• _EXCERPTED RECORDS_:

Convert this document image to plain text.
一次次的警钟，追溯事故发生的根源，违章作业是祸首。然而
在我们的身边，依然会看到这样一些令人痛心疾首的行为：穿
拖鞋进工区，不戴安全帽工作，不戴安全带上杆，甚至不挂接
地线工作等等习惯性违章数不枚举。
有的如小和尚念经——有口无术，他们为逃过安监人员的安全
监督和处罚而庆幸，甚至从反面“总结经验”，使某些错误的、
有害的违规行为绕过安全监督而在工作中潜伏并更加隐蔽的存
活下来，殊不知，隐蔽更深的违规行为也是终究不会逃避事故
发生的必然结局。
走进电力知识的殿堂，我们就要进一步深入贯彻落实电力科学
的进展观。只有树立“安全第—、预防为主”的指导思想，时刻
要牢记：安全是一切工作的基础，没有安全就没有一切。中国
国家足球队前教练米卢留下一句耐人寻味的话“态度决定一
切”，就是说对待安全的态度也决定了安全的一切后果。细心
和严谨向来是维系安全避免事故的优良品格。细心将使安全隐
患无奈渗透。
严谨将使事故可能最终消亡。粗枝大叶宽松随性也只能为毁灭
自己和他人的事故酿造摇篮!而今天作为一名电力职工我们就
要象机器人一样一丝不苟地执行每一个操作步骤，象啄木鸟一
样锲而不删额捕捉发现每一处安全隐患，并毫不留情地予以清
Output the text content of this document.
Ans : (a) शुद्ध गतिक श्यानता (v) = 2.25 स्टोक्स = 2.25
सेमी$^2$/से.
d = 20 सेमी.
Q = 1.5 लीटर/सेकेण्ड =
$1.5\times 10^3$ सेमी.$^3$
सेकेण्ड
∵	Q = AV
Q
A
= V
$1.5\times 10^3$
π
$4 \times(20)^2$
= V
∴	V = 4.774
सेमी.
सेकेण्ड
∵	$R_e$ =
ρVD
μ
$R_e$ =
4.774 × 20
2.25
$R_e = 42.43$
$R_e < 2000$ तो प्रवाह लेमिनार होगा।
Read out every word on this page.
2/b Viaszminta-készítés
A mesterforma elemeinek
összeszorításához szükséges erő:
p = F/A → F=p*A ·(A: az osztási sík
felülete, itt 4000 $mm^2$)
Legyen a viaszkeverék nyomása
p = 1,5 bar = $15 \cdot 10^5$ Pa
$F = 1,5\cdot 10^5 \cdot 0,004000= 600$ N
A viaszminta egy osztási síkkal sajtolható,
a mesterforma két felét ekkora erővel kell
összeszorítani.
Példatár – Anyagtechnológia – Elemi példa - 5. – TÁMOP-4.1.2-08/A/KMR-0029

• _WRITTEN INSTRUCTION_: Pull out each record as written and restate it exactly.

• _RESPONSE_:
Convert this document image to plain text.
一次次的警钟，追溯事故发生的根源，违章作业是祸首。然而
在我们的身边，依然会看到这样一些令人痛心疾首的行为：穿
拖鞋进工区，不戴安全帽工作，不戴安全带上杆，甚至不挂接
地线工作等等习惯性违章数不枚举。
有的如小和尚念经——有口无术，他们为逃过安监人员的安全
监督和处罚而庆幸，甚至从反面“总结经验”，使某些错误的、
有害的违规行为绕过安全监督而在工作中潜伏并更加隐蔽的存
活下来，殊不知，隐蔽更深的违规行为也是终究不会逃避事故
发生的必然结局。
走进电力知识的殿堂，我们就要进一步深入贯彻落实电力科学
的进展观。只有树立“安全第—、预防为主”的指导思想，时刻
要牢记：安全是一切工作的基础，没有安全就没有一切。中国
国家足球队前教练米卢留下一句耐人寻味的话“态度决定一
切”，就是说对待安全的态度也决定了安全的一切后果。细心
和严谨向来是维系安全避免事故的优良品格。细心将使安全隐
患无奈渗透。
严谨将使事故可能最终消亡。粗枝大叶宽松随性也只能为毁灭
自己和他人的事故酿造摇篮!而今天作为一名电力职工我们就
要象机器人一样一丝不苟地执行每一个操作步骤，象啄木鸟一
样锲而不删额捕捉发现每一处安全隐患，并毫不留情地予以清
Output the text content of this document.
Ans : (a) शुद्ध गतिक श्यानता (v) = 2.25 स्टोक्स = 2.25
सेमी$^2$/से.
d = 20 सेमी.
Q = 1.5 लीटर/सेकेण्ड =
$1.5\times 10^3$ सेमी.$^3$
सेकेण्ड
∵	Q = AV
Q
A
= V
$1.5\times 10^3$
π
$4 \times(20)^2$
= V
∴	V = 4.774
सेमी.
सेकेण्ड
∵	$R_e$ =
ρVD
μ
$R_e$ =
4.774 × 20
2.25
$R_e = 42.43$
$R_e < 2000$ तो प्रवाह लेमिनार होगा।
Read out every word on this page.
2/b Viaszminta-készítés
A mesterforma elemeinek
összeszorításához szükséges erő:
p = F/A → F=p*A ·(A: az osztási sík
felülete, itt 4000 $mm^2$)
Legyen a viaszkeverék nyomása
p = 1,5 bar = $15 \cdot 10^5$ Pa
$F = 1,5\cdot 10^5 \cdot 0,004000= 600$ N
A viaszminta egy osztási síkkal sajtolható,
a mesterforma két felét ekkora erővel kell
összeszorítani.
Példatár – Anyagtechnológia – Elemi példa - 5. – TÁMOP-4.1.2-08/A/KMR-0029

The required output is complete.